> **SET TASK**
Report the number of lines in these entries that contain "ffffff". Write only the number.

> **DATASET ROWS**
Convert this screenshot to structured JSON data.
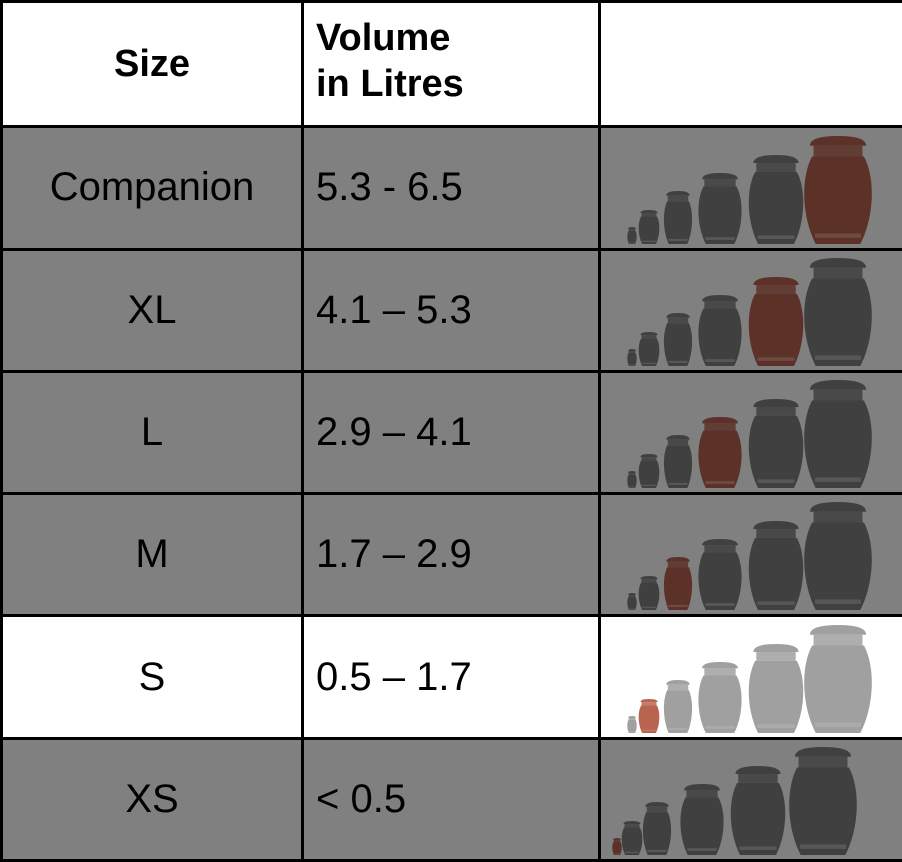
{
  "header": {
    "size_label": "Size",
    "volume_label_line1": "Volume",
    "volume_label_line2": "in Litres",
    "image_label": ""
  },
  "rows": [
    {
      "size": "Companion",
      "volume": "5.3 - 6.5",
      "highlight_urn_index": 5,
      "background": "#808080"
    },
    {
      "size": "XL",
      "volume": "4.1 – 5.3",
      "highlight_urn_index": 4,
      "background": "#808080"
    },
    {
      "size": "L",
      "volume": "2.9 – 4.1",
      "highlight_urn_index": 3,
      "background": "#808080"
    },
    {
      "size": "M",
      "volume": "1.7 – 2.9",
      "highlight_urn_index": 2,
      "background": "#808080"
    },
    {
      "size": "S",
      "volume": "0.5 – 1.7",
      "highlight_urn_index": 1,
      "background": "#ffffff"
    },
    {
      "size": "XS",
      "volume": "< 0.5",
      "highlight_urn_index": 0,
      "background": "#808080"
    }
  ],
  "colors": {
    "grey_background": "#808080",
    "white_background": "#ffffff",
    "urn_dark": "#404040",
    "urn_light": "#a0a0a0",
    "urn_highlight": "#5c3128",
    "urn_highlight_light": "#b86450",
    "border": "#000000"
  }
}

> **ANSWER TO THE TASK**
2